WHAT YOU SHOULD DO: List, from the lines below, each one with "periodístico" in it.

Records contained in a dataset
::::::::

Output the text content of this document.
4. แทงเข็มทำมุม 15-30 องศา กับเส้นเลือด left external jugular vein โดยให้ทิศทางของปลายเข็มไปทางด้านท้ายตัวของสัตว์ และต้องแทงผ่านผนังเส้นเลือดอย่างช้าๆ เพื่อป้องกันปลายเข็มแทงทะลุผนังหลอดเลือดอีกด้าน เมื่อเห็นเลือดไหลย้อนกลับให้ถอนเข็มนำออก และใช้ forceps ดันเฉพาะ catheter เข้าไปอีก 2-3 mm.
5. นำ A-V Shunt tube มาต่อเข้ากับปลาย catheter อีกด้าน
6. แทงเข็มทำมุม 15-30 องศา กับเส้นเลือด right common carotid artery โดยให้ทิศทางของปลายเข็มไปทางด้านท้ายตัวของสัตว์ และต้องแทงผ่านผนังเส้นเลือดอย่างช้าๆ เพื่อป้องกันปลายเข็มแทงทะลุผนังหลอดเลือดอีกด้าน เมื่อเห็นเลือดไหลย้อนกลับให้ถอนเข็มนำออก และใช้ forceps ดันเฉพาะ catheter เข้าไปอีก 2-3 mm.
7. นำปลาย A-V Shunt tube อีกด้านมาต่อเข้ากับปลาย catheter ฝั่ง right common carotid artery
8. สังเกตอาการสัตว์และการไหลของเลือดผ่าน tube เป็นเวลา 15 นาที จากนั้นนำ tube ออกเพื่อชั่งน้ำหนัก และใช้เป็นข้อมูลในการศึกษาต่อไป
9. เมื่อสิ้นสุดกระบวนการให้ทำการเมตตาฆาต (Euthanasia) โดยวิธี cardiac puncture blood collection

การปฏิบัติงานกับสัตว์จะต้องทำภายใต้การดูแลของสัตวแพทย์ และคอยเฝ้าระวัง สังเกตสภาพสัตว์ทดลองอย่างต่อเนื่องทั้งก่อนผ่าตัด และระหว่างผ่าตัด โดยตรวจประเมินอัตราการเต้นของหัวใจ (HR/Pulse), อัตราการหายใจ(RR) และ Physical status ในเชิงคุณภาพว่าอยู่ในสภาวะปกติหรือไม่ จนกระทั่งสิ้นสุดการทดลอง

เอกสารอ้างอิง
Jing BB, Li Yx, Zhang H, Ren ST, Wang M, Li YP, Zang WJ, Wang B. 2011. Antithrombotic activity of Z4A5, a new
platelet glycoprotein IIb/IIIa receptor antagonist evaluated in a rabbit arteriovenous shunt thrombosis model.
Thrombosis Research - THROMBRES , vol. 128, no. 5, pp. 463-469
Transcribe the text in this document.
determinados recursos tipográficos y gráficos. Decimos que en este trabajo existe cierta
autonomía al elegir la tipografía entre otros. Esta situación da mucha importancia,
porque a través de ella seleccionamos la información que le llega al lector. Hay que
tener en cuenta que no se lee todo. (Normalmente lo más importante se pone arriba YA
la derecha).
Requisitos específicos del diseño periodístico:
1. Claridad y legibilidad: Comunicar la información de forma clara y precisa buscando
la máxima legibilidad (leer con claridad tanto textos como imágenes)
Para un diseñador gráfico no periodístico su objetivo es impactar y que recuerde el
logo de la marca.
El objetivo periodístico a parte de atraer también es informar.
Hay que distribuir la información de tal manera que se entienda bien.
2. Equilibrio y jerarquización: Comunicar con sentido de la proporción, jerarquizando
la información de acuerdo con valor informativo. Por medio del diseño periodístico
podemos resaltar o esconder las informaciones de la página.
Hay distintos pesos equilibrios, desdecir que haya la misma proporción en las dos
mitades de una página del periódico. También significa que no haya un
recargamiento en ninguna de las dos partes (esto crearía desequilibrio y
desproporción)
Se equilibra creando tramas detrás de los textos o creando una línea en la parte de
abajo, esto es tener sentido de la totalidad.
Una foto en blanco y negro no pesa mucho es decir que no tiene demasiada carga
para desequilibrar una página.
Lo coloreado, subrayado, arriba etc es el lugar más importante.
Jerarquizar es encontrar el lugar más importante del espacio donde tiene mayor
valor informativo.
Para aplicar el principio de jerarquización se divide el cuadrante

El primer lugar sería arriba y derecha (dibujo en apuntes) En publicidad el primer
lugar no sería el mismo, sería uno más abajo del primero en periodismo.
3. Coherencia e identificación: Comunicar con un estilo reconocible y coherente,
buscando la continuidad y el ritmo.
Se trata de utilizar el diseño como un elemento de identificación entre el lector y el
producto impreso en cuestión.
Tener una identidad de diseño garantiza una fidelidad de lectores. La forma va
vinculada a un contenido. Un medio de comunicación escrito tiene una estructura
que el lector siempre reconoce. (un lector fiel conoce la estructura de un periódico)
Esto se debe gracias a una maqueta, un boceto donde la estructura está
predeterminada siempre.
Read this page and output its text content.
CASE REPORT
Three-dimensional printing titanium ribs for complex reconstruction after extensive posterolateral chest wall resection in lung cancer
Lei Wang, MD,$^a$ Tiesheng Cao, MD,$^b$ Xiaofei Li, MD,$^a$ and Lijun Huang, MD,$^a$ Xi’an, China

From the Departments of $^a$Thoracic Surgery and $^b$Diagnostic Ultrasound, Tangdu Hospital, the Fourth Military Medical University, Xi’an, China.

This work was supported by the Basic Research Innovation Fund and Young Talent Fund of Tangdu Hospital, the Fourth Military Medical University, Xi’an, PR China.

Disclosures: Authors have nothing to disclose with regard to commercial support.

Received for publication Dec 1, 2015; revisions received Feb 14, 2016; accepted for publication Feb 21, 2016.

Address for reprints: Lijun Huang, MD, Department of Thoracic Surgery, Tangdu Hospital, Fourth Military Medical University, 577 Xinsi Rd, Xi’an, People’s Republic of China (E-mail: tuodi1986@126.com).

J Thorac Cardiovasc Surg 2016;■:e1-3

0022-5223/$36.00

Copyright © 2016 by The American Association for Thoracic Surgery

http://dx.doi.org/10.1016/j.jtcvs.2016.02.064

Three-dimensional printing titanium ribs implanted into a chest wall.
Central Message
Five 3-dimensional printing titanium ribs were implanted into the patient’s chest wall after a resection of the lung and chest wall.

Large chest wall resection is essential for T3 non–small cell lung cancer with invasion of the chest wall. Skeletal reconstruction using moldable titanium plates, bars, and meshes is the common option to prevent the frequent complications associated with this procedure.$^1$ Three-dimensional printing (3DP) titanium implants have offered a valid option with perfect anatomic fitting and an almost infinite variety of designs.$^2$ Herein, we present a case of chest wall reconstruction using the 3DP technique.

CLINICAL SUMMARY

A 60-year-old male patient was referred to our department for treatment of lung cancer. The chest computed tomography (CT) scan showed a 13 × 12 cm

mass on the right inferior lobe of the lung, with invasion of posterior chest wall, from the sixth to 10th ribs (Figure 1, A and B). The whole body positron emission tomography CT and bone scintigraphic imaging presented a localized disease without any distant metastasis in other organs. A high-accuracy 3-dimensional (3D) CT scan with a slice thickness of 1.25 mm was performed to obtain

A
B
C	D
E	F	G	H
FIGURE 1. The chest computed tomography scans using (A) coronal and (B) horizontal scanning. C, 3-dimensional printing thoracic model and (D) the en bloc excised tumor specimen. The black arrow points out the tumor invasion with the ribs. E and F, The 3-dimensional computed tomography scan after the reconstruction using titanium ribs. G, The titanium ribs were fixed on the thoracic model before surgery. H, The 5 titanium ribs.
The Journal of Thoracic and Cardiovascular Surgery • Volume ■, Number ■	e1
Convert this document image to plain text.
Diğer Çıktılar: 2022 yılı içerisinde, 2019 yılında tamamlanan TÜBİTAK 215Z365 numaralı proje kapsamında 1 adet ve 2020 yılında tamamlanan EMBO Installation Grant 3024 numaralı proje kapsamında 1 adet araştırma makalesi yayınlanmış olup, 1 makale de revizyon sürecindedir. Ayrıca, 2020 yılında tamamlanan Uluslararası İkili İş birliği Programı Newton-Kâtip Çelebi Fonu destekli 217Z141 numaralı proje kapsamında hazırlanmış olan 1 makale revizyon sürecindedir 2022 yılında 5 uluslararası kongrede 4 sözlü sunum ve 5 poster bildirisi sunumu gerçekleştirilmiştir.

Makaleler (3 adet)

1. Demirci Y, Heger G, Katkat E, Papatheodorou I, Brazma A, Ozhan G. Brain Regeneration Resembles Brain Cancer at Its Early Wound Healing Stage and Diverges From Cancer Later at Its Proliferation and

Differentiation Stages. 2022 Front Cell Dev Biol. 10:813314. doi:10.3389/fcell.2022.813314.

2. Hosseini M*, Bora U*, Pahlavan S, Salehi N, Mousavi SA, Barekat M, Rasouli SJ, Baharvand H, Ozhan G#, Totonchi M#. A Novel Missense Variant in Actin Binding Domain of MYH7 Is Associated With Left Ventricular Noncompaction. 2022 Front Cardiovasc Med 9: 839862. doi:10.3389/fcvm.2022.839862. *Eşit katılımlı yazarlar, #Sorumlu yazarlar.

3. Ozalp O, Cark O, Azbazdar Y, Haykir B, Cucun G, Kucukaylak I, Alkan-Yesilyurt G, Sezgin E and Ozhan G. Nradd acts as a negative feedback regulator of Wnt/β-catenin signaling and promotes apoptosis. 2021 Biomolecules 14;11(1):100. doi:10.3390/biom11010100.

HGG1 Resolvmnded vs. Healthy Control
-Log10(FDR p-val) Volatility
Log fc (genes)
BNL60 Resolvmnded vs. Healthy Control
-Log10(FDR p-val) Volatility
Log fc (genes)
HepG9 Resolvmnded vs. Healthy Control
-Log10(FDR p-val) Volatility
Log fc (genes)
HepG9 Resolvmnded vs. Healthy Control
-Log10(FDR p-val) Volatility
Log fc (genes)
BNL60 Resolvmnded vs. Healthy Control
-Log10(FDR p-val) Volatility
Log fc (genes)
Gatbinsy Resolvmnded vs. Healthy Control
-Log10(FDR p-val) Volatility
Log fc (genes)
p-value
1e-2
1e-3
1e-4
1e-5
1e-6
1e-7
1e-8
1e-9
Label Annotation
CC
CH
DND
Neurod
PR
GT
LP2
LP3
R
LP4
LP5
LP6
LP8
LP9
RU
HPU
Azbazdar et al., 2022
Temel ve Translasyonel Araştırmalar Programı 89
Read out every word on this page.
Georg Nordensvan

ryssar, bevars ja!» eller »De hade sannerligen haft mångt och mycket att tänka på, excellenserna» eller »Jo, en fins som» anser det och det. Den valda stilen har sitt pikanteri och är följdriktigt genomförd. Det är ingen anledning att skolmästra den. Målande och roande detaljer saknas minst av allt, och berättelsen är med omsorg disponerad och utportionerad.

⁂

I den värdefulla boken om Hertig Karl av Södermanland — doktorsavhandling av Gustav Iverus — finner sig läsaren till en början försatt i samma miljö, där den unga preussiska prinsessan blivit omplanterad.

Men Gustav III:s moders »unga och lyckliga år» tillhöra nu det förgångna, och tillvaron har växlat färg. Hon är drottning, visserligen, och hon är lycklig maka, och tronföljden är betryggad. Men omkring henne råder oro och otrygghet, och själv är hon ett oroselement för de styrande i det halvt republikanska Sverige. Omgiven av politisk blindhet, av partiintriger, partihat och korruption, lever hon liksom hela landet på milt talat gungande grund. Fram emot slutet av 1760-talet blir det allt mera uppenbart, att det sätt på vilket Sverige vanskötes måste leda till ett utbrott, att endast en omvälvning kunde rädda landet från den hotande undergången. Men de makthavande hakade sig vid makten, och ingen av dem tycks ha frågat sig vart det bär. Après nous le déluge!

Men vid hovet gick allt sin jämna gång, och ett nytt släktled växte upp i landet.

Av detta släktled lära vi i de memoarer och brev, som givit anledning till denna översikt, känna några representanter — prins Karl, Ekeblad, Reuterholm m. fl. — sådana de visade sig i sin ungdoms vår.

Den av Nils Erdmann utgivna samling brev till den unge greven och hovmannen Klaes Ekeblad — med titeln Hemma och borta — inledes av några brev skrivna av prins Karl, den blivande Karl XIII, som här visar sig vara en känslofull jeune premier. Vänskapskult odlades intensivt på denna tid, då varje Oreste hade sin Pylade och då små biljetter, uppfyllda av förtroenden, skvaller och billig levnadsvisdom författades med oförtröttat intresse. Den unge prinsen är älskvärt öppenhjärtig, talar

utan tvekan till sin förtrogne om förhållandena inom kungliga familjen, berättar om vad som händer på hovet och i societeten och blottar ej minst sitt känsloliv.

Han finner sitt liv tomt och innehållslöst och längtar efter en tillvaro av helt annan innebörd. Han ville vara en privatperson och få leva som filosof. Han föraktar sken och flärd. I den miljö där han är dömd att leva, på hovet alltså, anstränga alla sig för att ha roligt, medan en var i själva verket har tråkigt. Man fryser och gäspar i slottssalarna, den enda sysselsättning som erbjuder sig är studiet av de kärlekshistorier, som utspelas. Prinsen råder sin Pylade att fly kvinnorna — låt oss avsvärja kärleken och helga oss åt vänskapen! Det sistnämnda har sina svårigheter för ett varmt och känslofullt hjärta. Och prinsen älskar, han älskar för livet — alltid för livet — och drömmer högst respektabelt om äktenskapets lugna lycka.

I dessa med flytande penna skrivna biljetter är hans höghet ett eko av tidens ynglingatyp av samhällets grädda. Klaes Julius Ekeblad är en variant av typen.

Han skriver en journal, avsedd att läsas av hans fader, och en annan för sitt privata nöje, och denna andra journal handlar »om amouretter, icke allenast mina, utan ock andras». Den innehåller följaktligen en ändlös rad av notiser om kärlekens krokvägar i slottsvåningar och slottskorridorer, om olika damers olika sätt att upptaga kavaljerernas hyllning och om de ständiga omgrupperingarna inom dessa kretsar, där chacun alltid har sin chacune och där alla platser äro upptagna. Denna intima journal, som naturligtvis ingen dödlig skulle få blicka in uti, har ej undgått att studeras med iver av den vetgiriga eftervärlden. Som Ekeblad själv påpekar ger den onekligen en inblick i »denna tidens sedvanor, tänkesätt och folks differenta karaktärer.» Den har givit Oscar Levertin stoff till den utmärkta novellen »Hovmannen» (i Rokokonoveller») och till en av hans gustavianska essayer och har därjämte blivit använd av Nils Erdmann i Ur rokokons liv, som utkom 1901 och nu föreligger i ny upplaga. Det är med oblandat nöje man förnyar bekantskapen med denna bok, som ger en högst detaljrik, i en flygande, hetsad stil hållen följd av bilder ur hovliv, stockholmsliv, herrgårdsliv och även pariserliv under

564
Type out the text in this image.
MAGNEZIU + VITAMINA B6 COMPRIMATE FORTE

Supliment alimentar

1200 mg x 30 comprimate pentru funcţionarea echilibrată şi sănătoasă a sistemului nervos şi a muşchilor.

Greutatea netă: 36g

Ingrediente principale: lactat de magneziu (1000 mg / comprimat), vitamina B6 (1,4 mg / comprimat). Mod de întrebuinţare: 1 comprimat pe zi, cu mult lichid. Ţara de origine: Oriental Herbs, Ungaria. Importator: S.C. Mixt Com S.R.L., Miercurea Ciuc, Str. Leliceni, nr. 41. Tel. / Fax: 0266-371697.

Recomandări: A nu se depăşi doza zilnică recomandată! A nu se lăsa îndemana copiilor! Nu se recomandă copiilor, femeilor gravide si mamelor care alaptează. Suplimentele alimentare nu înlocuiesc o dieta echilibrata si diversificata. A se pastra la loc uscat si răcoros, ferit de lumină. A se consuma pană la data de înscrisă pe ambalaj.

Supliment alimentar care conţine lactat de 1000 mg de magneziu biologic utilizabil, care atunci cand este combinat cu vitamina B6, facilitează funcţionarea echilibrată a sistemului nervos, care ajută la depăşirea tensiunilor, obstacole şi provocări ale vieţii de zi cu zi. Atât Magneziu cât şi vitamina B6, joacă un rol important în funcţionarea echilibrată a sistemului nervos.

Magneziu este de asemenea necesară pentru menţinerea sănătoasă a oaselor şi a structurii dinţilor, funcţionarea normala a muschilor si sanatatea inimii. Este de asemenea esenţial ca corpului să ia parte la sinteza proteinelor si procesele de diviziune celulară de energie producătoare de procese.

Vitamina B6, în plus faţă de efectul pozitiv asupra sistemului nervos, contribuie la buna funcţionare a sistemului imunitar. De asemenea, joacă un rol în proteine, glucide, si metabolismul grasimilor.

::::::::

ANSWER TO THIS PROBLEM:
Requisitos específicos del diseño periodístico:
Para un diseñador gráfico no periodístico su objetivo es impactar y que recuerde el
El objetivo periodístico a parte de atraer también es informar.
la información de acuerdo con valor informativo. Por medio del diseño periodístico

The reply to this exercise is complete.